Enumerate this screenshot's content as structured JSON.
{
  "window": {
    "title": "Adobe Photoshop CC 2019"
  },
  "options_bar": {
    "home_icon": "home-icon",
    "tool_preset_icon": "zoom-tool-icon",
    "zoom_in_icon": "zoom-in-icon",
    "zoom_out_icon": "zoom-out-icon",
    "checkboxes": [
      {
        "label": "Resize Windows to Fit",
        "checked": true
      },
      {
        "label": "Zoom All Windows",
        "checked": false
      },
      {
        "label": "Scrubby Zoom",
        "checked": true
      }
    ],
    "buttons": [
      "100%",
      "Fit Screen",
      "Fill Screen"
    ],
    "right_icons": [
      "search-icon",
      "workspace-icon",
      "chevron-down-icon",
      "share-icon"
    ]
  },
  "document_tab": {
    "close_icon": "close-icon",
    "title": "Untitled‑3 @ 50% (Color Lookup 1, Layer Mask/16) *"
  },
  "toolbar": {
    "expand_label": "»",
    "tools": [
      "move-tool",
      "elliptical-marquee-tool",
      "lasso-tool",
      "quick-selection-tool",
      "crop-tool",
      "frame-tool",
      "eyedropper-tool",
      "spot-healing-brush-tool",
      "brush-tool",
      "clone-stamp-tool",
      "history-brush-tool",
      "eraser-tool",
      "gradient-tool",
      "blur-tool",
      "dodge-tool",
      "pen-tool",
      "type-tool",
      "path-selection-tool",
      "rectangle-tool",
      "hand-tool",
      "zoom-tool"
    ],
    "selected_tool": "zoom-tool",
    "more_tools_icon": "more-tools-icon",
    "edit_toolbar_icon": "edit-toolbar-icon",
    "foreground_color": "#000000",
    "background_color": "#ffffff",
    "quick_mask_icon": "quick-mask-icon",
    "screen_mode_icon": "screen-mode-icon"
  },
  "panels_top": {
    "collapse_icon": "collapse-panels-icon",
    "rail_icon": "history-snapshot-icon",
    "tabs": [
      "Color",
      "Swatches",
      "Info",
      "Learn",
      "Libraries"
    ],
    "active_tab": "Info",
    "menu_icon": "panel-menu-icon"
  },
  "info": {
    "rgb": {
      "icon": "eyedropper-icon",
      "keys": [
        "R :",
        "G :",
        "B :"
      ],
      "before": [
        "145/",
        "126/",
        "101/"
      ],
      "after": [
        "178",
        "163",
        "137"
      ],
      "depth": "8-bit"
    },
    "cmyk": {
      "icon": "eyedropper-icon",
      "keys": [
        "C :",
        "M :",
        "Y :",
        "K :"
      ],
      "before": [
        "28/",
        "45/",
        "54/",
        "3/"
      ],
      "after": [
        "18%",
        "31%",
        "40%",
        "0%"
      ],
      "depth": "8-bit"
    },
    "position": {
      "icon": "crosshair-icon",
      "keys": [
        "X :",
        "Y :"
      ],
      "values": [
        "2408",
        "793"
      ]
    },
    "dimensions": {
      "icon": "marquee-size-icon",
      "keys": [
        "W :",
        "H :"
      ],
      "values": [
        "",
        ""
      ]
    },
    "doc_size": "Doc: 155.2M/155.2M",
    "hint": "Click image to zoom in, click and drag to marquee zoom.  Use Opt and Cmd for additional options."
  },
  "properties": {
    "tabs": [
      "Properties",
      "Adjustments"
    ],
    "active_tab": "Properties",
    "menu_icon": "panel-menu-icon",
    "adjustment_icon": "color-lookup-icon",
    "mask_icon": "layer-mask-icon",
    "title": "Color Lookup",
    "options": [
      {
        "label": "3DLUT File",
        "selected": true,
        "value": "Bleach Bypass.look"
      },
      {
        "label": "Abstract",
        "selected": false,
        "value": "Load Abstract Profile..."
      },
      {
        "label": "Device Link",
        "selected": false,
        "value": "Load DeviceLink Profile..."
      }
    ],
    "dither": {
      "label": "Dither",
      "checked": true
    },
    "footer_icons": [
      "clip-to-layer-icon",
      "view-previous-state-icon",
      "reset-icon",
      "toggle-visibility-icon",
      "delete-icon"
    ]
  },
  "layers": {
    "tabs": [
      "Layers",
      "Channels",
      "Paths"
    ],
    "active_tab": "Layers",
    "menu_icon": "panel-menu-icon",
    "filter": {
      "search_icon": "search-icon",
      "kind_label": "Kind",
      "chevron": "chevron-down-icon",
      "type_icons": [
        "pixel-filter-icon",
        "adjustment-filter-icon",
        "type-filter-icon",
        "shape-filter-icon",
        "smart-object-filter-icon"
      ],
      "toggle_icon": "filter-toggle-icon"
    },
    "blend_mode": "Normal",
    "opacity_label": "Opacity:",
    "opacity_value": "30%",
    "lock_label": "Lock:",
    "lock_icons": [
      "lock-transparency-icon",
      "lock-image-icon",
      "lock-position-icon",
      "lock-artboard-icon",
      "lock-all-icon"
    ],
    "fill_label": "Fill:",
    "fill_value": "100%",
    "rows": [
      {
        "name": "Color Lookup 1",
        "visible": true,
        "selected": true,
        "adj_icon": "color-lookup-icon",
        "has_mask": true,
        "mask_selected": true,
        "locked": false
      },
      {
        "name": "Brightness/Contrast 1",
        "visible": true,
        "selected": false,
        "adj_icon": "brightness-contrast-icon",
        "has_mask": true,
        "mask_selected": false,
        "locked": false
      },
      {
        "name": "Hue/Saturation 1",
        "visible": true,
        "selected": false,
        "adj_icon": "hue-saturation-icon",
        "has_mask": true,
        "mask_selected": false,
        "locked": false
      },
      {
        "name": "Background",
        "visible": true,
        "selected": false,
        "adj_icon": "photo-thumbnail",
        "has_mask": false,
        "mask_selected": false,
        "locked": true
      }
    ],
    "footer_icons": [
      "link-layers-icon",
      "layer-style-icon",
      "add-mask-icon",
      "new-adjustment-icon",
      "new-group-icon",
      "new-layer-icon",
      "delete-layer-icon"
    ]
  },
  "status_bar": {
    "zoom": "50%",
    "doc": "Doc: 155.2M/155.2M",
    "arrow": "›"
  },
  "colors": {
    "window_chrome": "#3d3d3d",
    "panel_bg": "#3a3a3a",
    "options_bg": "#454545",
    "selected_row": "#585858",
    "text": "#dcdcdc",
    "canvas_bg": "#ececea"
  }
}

▸ Short exercise
Exact output of every entry is required.

▸ Full solution
Enumerate this screenshot's content as structured JSON.
{
  "window": {
    "title": "Adobe Photoshop CC 2019"
  },
  "options_bar": {
    "home_icon": "home-icon",
    "tool_preset_icon": "zoom-tool-icon",
    "zoom_in_icon": "zoom-in-icon",
    "zoom_out_icon": "zoom-out-icon",
    "checkboxes": [
      {
        "label": "Resize Windows to Fit",
        "checked": true
      },
      {
        "label": "Zoom All Windows",
        "checked": false
      },
      {
        "label": "Scrubby Zoom",
        "checked": true
      }
    ],
    "buttons": [
      "100%",
      "Fit Screen",
      "Fill Screen"
    ],
    "right_icons": [
      "search-icon",
      "workspace-icon",
      "chevron-down-icon",
      "share-icon"
    ]
  },
  "document_tab": {
    "close_icon": "close-icon",
    "title": "Untitled‑3 @ 50% (Color Lookup 1, Layer Mask/16) *"
  },
  "toolbar": {
    "expand_label": "»",
    "tools": [
      "move-tool",
      "elliptical-marquee-tool",
      "lasso-tool",
      "quick-selection-tool",
      "crop-tool",
      "frame-tool",
      "eyedropper-tool",
      "spot-healing-brush-tool",
      "brush-tool",
      "clone-stamp-tool",
      "history-brush-tool",
      "eraser-tool",
      "gradient-tool",
      "blur-tool",
      "dodge-tool",
      "pen-tool",
      "type-tool",
      "path-selection-tool",
      "rectangle-tool",
      "hand-tool",
      "zoom-tool"
    ],
    "selected_tool": "zoom-tool",
    "more_tools_icon": "more-tools-icon",
    "edit_toolbar_icon": "edit-toolbar-icon",
    "foreground_color": "#000000",
    "background_color": "#ffffff",
    "quick_mask_icon": "quick-mask-icon",
    "screen_mode_icon": "screen-mode-icon"
  },
  "panels_top": {
    "collapse_icon": "collapse-panels-icon",
    "rail_icon": "history-snapshot-icon",
    "tabs": [
      "Color",
      "Swatches",
      "Info",
      "Learn",
      "Libraries"
    ],
    "active_tab": "Info",
    "menu_icon": "panel-menu-icon"
  },
  "info": {
    "rgb": {
      "icon": "eyedropper-icon",
      "keys": [
        "R :",
        "G :",
        "B :"
      ],
      "before": [
        "145/",
        "126/",
        "101/"
      ],
      "after": [
        "178",
        "163",
        "137"
      ],
      "depth": "8-bit"
    },
    "cmyk": {
      "icon": "eyedropper-icon",
      "keys": [
        "C :",
        "M :",
        "Y :",
        "K :"
      ],
      "before": [
        "28/",
        "45/",
        "54/",
        "3/"
      ],
      "after": [
        "18%",
        "31%",
        "40%",
        "0%"
      ],
      "depth": "8-bit"
    },
    "position": {
      "icon": "crosshair-icon",
      "keys": [
        "X :",
        "Y :"
      ],
      "values": [
        "2408",
        "793"
      ]
    },
    "dimensions": {
      "icon": "marquee-size-icon",
      "keys": [
        "W :",
        "H :"
      ],
      "values": [
        "",
        ""
      ]
    },
    "doc_size": "Doc: 155.2M/155.2M",
    "hint": "Click image to zoom in, click and drag to marquee zoom.  Use Opt and Cmd for additional options."
  },
  "properties": {
    "tabs": [
      "Properties",
      "Adjustments"
    ],
    "active_tab": "Properties",
    "menu_icon": "panel-menu-icon",
    "adjustment_icon": "color-lookup-icon",
    "mask_icon": "layer-mask-icon",
    "title": "Color Lookup",
    "options": [
      {
        "label": "3DLUT File",
        "selected": true,
        "value": "Bleach Bypass.look"
      },
      {
        "label": "Abstract",
        "selected": false,
        "value": "Load Abstract Profile..."
      },
      {
        "label": "Device Link",
        "selected": false,
        "value": "Load DeviceLink Profile..."
      }
    ],
    "dither": {
      "label": "Dither",
      "checked": true
    },
    "footer_icons": [
      "clip-to-layer-icon",
      "view-previous-state-icon",
      "reset-icon",
      "toggle-visibility-icon",
      "delete-icon"
    ]
  },
  "layers": {
    "tabs": [
      "Layers",
      "Channels",
      "Paths"
    ],
    "active_tab": "Layers",
    "menu_icon": "panel-menu-icon",
    "filter": {
      "search_icon": "search-icon",
      "kind_label": "Kind",
      "chevron": "chevron-down-icon",
      "type_icons": [
        "pixel-filter-icon",
        "adjustment-filter-icon",
        "type-filter-icon",
        "shape-filter-icon",
        "smart-object-filter-icon"
      ],
      "toggle_icon": "filter-toggle-icon"
    },
    "blend_mode": "Normal",
    "opacity_label": "Opacity:",
    "opacity_value": "30%",
    "lock_label": "Lock:",
    "lock_icons": [
      "lock-transparency-icon",
      "lock-image-icon",
      "lock-position-icon",
      "lock-artboard-icon",
      "lock-all-icon"
    ],
    "fill_label": "Fill:",
    "fill_value": "100%",
    "rows": [
      {
        "name": "Color Lookup 1",
        "visible": true,
        "selected": true,
        "adj_icon": "color-lookup-icon",
        "has_mask": true,
        "mask_selected": true,
        "locked": false
      },
      {
        "name": "Brightness/Contrast 1",
        "visible": true,
        "selected": false,
        "adj_icon": "brightness-contrast-icon",
        "has_mask": true,
        "mask_selected": false,
        "locked": false
      },
      {
        "name": "Hue/Saturation 1",
        "visible": true,
        "selected": false,
        "adj_icon": "hue-saturation-icon",
        "has_mask": true,
        "mask_selected": false,
        "locked": false
      },
      {
        "name": "Background",
        "visible": true,
        "selected": false,
        "adj_icon": "photo-thumbnail",
        "has_mask": false,
        "mask_selected": false,
        "locked": true
      }
    ],
    "footer_icons": [
      "link-layers-icon",
      "layer-style-icon",
      "add-mask-icon",
      "new-adjustment-icon",
      "new-group-icon",
      "new-layer-icon",
      "delete-layer-icon"
    ]
  },
  "status_bar": {
    "zoom": "50%",
    "doc": "Doc: 155.2M/155.2M",
    "arrow": "›"
  },
  "colors": {
    "window_chrome": "#3d3d3d",
    "panel_bg": "#3a3a3a",
    "options_bg": "#454545",
    "selected_row": "#585858",
    "text": "#dcdcdc",
    "canvas_bg": "#ececea"
  }
}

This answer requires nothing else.